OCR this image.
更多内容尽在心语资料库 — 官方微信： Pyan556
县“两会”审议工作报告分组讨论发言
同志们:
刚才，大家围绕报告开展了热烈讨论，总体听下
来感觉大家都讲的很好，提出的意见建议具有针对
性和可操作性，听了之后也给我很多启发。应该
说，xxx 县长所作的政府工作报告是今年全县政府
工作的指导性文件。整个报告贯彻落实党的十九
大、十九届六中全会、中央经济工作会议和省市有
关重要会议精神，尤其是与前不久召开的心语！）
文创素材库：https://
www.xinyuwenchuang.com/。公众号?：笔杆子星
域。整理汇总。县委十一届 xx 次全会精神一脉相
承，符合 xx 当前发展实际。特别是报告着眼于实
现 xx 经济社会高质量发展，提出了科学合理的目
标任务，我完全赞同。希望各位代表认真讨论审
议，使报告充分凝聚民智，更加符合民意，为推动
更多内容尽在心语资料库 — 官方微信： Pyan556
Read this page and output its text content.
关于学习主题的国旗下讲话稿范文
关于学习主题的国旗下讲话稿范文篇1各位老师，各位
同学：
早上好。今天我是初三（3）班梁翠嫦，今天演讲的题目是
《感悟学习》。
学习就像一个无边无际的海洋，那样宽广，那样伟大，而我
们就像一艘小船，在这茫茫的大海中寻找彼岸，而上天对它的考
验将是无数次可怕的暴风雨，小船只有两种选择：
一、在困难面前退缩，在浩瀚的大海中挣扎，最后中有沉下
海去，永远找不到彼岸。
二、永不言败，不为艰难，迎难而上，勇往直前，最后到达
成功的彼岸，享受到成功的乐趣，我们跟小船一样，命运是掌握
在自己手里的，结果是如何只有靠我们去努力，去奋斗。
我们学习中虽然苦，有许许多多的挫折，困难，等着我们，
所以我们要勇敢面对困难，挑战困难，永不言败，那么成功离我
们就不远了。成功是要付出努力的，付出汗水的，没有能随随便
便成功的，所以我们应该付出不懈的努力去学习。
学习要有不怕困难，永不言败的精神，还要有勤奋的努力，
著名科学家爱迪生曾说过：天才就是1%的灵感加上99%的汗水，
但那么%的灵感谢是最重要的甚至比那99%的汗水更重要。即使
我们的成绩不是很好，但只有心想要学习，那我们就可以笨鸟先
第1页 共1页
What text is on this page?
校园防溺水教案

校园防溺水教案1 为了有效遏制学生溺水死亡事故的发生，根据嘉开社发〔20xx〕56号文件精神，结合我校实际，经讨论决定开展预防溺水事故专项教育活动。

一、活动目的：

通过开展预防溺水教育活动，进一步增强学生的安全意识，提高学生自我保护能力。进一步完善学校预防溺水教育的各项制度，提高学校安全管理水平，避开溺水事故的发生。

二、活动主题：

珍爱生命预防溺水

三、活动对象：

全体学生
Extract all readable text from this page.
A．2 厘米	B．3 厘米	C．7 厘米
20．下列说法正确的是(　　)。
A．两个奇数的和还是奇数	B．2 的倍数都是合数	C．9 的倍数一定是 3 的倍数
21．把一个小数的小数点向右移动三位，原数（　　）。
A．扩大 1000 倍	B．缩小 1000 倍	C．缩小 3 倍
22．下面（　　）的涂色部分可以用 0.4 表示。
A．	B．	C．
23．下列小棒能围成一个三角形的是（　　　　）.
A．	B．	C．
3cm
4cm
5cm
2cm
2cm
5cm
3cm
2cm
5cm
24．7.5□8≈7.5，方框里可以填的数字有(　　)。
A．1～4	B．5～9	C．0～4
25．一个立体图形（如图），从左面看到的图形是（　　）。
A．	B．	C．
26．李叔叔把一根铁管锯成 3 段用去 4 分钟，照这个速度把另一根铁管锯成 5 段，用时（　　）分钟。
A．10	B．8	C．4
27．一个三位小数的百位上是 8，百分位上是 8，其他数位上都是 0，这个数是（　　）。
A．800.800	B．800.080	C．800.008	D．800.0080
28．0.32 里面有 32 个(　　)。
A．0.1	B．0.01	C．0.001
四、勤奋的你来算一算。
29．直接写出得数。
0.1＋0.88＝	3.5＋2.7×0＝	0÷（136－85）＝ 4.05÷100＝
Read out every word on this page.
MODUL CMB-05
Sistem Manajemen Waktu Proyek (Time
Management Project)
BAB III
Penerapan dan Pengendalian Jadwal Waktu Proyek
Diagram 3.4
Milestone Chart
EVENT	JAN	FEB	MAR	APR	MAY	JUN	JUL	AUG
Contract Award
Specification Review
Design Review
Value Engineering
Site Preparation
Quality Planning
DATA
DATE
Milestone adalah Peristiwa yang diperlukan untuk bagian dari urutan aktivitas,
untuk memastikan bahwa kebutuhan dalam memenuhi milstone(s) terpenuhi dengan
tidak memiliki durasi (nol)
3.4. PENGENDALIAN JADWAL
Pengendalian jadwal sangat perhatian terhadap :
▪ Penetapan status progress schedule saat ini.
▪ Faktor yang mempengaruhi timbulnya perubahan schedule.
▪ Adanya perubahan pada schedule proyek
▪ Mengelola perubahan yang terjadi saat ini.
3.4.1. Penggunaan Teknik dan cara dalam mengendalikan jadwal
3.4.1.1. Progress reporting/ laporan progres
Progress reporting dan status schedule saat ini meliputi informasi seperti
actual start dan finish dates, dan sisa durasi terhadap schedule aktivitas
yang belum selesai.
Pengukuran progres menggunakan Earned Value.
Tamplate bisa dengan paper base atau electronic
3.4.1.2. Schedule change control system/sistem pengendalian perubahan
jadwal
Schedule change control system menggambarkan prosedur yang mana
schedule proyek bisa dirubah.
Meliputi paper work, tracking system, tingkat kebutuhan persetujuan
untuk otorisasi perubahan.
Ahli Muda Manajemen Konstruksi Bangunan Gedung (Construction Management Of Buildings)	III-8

#####

_CHALLENGE_. Scan the listing above and identify each line holding the string "perubahan"; copy every such line.

_TASK ANSWER_.
▪ Faktor yang mempengaruhi timbulnya perubahan schedule.
▪ Adanya perubahan pada schedule proyek
▪ Mengelola perubahan yang terjadi saat ini.
3.4.1.2. Schedule change control system/sistem pengendalian perubahan
untuk otorisasi perubahan.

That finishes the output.